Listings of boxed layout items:

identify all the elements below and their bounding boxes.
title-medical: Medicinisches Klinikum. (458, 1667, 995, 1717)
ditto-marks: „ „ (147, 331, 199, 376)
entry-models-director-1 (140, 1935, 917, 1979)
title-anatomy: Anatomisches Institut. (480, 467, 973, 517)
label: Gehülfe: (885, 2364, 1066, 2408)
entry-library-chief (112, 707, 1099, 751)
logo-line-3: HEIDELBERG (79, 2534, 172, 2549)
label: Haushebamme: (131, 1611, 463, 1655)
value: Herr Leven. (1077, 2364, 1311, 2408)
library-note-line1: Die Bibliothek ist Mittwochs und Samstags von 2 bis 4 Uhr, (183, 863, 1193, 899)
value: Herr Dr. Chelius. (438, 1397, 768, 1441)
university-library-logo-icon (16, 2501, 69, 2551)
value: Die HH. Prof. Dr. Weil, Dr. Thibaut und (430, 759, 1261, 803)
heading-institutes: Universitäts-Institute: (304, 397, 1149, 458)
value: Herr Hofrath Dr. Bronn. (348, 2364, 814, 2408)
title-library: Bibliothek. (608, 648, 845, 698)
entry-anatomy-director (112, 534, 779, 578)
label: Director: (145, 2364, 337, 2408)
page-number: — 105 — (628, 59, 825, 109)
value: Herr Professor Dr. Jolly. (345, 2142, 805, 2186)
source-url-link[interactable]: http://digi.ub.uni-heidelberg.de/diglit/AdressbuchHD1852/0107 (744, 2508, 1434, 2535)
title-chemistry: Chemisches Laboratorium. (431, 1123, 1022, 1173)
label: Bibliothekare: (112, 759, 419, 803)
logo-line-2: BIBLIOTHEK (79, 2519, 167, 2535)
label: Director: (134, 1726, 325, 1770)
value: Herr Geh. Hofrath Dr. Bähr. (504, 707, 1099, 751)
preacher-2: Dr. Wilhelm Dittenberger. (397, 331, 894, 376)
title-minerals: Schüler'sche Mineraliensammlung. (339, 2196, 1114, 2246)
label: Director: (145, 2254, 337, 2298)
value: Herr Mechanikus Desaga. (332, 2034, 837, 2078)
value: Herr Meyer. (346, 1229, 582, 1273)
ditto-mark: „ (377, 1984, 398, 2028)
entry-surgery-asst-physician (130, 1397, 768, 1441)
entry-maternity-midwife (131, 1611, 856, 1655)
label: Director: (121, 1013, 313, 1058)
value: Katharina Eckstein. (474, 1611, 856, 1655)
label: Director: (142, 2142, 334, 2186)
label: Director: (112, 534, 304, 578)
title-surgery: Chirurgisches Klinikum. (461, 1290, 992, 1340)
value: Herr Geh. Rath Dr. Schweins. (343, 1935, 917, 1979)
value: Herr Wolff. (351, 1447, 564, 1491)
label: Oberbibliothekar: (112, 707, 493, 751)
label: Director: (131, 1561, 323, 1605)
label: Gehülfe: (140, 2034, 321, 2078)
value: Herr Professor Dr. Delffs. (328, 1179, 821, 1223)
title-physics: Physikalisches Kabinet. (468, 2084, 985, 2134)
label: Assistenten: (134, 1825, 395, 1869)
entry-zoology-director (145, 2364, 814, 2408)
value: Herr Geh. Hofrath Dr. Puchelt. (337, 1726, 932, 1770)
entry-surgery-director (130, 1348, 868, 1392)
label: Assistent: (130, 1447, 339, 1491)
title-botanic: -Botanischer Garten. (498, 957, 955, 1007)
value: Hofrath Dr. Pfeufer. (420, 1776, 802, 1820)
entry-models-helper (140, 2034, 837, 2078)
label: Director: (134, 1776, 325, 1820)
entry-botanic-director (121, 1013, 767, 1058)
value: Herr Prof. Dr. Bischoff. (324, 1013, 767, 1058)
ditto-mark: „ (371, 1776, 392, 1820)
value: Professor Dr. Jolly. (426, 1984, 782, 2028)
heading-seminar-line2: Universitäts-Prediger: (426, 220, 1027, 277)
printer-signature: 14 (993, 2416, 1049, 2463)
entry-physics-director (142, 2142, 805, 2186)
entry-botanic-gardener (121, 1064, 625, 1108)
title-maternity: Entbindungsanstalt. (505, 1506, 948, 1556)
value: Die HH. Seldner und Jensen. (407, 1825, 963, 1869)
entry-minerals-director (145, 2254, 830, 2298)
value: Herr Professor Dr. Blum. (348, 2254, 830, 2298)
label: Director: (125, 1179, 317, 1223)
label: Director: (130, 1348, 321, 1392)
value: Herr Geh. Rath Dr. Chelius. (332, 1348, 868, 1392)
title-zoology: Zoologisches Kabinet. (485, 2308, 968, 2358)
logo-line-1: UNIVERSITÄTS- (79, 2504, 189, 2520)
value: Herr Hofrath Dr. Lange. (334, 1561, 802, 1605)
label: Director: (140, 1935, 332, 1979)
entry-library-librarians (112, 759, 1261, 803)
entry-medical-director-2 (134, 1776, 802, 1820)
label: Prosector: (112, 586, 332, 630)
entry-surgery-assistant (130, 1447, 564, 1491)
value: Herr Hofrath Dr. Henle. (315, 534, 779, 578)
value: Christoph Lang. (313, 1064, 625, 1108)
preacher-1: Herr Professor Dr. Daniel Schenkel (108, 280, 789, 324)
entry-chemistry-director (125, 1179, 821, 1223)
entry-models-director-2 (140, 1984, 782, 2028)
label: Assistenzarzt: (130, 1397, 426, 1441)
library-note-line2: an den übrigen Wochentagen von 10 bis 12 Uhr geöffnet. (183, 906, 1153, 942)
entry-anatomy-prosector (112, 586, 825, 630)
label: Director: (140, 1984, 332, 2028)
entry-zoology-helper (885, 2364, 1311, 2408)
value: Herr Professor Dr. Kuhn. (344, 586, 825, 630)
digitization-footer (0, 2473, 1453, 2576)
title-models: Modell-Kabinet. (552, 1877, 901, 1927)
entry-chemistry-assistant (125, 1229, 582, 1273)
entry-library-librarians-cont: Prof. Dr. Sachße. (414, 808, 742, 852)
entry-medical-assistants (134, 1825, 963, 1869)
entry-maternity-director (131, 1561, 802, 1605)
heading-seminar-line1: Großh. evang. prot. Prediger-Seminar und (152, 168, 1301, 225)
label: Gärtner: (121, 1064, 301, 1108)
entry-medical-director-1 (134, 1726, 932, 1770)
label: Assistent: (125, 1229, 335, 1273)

AIM: Copy the data word for word, from its first line up to and including the line with "university-library-logo-icon (16, 2501, 69, 2551)".

CORRECT OUTPUT:
identify all the elements below and their bounding boxes.
title-medical: Medicinisches Klinikum. (458, 1667, 995, 1717)
ditto-marks: „ „ (147, 331, 199, 376)
entry-models-director-1 (140, 1935, 917, 1979)
title-anatomy: Anatomisches Institut. (480, 467, 973, 517)
label: Gehülfe: (885, 2364, 1066, 2408)
entry-library-chief (112, 707, 1099, 751)
logo-line-3: HEIDELBERG (79, 2534, 172, 2549)
label: Haushebamme: (131, 1611, 463, 1655)
value: Herr Leven. (1077, 2364, 1311, 2408)
library-note-line1: Die Bibliothek ist Mittwochs und Samstags von 2 bis 4 Uhr, (183, 863, 1193, 899)
value: Herr Dr. Chelius. (438, 1397, 768, 1441)
university-library-logo-icon (16, 2501, 69, 2551)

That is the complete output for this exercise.